* [Exercise requirements]: Determine which lines of the records include the word "السيدة", and copy them.

━━━━━ Raw records

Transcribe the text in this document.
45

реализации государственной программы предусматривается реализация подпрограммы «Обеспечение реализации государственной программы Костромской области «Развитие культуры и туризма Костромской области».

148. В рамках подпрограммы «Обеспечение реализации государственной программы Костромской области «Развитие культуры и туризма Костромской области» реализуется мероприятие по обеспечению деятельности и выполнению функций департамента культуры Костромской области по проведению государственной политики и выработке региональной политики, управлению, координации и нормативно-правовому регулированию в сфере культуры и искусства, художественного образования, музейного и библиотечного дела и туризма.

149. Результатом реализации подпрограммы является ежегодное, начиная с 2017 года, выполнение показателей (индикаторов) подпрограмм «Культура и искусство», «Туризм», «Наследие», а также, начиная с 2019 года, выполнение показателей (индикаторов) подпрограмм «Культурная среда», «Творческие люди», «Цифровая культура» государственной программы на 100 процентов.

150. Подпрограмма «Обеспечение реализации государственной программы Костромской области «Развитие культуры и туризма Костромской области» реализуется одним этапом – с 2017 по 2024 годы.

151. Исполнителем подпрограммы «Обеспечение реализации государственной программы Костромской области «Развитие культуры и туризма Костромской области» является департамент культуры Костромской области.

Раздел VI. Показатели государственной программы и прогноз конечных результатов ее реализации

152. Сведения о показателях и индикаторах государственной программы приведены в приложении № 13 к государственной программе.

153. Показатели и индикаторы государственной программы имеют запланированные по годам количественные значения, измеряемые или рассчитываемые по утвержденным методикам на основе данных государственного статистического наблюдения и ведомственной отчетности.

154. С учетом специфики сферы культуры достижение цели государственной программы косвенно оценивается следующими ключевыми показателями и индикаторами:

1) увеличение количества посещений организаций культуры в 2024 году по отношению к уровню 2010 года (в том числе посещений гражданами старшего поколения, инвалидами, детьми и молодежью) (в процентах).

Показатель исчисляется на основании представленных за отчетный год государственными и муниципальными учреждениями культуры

━━━━━━━━━━
━━━━━ Raw records

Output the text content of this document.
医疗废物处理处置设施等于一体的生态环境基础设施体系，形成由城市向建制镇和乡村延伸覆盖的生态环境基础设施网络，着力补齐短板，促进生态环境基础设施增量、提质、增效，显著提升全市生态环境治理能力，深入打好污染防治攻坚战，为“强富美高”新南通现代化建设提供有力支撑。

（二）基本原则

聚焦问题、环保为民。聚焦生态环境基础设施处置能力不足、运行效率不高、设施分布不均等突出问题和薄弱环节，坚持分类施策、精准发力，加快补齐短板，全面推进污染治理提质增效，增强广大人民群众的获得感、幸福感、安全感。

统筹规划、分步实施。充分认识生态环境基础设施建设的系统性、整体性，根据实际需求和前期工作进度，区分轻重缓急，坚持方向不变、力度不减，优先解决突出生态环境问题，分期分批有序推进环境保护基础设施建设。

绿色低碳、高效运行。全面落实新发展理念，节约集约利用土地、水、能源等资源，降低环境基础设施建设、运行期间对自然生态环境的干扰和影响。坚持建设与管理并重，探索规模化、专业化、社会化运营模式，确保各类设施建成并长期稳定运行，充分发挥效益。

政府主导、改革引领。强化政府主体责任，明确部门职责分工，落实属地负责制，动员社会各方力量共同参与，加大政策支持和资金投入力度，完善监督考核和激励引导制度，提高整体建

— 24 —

━━━━━━━━━━
━━━━━ Raw records

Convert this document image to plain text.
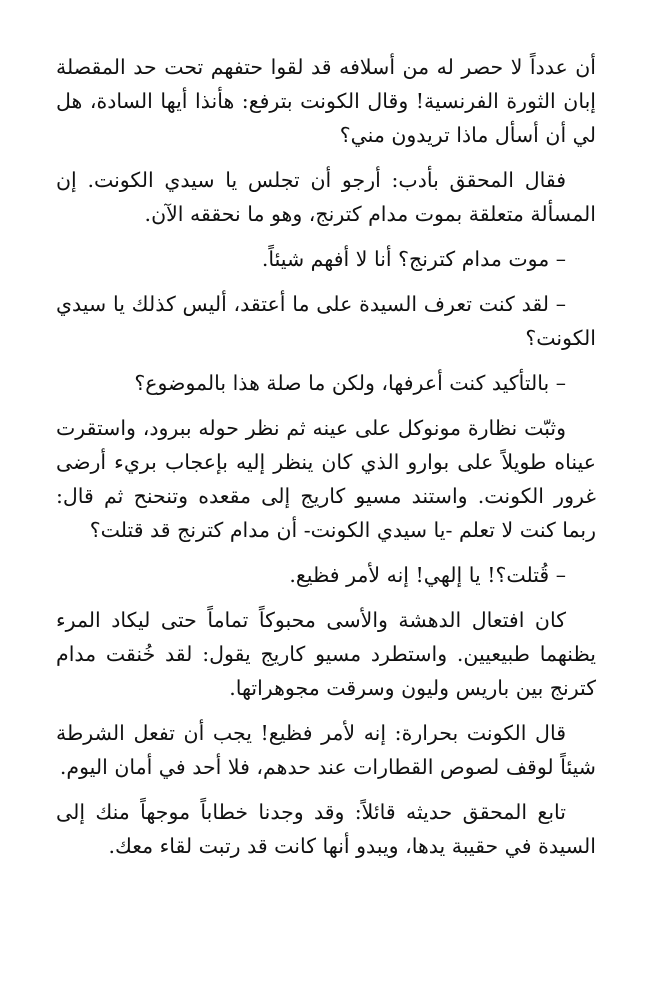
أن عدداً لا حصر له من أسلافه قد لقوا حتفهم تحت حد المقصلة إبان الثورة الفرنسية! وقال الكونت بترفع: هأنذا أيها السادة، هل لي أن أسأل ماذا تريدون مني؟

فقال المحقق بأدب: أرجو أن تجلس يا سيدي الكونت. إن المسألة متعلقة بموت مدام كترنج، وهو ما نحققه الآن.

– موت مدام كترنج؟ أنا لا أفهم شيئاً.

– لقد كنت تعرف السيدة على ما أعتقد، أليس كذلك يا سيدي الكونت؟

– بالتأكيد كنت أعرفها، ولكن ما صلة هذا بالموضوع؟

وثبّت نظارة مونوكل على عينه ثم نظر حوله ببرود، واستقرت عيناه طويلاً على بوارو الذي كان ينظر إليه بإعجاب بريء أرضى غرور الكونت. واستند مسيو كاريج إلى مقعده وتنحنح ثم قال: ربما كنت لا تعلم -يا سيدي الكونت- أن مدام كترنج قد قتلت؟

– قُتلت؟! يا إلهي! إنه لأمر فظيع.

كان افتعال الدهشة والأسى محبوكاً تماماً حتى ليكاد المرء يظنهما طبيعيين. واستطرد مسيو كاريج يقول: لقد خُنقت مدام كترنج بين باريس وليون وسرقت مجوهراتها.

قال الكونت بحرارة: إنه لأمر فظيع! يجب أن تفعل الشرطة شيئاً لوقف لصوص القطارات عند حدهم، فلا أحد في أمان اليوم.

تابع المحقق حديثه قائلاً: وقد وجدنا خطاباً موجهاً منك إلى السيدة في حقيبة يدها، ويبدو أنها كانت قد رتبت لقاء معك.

━━━━━━━━━━

* [Solution to the exercise]:
– لقد كنت تعرف السيدة على ما أعتقد، أليس كذلك يا سيدي الكونت؟
تابع المحقق حديثه قائلاً: وقد وجدنا خطاباً موجهاً منك إلى السيدة في حقيبة يدها، ويبدو أنها كانت قد رتبت لقاء معك.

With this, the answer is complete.